To be done: Provide the number of lines containing the word "ylabel", and nothing else.

Record extracts:
------------
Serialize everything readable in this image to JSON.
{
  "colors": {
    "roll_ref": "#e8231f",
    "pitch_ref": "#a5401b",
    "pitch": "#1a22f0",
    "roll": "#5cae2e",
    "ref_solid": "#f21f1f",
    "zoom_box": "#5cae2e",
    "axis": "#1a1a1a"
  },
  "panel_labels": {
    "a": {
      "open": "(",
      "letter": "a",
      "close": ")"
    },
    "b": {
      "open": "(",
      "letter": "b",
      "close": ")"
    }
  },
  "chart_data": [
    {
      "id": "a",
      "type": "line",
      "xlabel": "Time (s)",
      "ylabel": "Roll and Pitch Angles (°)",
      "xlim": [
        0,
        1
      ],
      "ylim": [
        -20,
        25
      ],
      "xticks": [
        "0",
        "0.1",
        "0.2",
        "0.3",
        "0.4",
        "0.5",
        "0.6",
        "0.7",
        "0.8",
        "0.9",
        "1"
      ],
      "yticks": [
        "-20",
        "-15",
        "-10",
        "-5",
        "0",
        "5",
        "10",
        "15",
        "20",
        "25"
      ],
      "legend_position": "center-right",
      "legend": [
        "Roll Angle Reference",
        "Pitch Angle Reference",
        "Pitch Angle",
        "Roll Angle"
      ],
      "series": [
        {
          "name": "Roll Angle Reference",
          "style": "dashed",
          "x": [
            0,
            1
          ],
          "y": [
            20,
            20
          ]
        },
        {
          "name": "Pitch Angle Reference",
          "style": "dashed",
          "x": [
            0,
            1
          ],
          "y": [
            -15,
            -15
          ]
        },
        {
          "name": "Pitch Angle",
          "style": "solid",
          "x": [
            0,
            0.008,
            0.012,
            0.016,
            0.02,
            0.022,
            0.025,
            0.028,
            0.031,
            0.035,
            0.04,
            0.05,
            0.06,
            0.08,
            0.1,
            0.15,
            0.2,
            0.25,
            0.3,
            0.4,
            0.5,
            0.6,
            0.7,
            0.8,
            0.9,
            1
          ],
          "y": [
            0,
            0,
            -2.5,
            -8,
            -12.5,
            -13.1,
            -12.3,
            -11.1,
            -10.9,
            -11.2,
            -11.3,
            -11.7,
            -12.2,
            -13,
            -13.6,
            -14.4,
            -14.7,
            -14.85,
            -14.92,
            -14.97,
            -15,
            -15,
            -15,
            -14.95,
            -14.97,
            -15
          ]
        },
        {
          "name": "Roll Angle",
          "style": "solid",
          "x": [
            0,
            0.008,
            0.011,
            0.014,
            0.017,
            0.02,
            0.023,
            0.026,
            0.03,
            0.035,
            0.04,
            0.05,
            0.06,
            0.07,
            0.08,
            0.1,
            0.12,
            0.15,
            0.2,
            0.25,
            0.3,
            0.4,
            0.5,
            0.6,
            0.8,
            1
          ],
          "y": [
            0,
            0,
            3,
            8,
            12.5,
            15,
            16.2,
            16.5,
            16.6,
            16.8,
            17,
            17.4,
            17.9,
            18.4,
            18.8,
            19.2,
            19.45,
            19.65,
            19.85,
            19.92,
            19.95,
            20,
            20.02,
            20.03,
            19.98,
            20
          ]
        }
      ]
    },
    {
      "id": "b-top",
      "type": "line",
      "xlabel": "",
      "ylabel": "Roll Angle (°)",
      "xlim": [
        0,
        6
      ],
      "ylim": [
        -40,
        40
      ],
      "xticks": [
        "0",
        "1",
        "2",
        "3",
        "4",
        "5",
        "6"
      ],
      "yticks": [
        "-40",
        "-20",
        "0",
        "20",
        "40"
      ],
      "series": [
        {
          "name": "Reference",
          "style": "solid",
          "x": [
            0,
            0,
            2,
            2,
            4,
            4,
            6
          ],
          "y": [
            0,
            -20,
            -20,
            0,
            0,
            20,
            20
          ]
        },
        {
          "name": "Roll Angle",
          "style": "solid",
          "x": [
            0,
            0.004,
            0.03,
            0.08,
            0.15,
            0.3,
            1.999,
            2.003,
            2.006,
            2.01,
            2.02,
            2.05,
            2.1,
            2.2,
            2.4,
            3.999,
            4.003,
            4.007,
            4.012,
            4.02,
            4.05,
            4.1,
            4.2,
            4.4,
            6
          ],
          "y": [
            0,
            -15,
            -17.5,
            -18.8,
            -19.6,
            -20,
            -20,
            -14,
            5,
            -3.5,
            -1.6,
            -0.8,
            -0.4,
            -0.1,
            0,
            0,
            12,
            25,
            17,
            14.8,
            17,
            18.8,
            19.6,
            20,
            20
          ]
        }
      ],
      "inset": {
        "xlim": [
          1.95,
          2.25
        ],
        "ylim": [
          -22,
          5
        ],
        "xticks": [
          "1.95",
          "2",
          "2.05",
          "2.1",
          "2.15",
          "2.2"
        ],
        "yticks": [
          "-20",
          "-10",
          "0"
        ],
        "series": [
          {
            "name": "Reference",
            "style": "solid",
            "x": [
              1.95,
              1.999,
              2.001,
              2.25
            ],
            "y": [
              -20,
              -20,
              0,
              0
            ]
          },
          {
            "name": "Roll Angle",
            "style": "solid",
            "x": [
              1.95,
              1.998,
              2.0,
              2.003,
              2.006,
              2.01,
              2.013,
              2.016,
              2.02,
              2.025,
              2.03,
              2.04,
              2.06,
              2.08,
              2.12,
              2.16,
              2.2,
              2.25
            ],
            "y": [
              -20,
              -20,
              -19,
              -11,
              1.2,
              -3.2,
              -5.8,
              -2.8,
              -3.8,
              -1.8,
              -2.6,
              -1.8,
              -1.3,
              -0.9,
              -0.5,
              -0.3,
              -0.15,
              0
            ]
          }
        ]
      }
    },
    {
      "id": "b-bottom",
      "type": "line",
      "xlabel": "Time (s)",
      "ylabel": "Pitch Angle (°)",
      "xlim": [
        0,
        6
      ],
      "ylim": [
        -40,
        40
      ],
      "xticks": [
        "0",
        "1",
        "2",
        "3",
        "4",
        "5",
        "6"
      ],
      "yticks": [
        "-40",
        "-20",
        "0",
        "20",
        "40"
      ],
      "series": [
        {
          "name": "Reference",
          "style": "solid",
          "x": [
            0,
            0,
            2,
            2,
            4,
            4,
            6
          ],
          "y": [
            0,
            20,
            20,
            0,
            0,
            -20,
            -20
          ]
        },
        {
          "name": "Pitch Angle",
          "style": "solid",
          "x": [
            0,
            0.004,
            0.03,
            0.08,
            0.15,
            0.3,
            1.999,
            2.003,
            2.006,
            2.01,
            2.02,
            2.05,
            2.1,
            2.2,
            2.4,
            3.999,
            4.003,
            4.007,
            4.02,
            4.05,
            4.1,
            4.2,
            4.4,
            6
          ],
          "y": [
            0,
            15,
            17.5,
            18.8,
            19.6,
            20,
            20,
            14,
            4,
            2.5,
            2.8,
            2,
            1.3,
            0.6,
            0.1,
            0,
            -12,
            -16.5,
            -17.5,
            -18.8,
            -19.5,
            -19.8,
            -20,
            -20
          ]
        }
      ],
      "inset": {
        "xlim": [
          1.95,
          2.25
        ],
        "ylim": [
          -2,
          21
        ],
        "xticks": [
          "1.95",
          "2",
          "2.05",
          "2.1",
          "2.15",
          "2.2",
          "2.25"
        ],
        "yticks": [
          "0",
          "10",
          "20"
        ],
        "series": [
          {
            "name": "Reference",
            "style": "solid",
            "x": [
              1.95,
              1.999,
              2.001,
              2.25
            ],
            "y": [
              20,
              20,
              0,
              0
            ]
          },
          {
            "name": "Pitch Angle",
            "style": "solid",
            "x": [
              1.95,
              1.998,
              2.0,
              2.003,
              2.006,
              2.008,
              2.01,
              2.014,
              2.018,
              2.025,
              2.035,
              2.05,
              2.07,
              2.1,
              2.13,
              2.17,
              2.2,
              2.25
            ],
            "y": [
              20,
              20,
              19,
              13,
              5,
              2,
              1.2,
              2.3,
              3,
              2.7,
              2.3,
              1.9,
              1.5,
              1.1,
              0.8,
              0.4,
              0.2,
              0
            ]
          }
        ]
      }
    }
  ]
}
------------
Response to this exercise: 3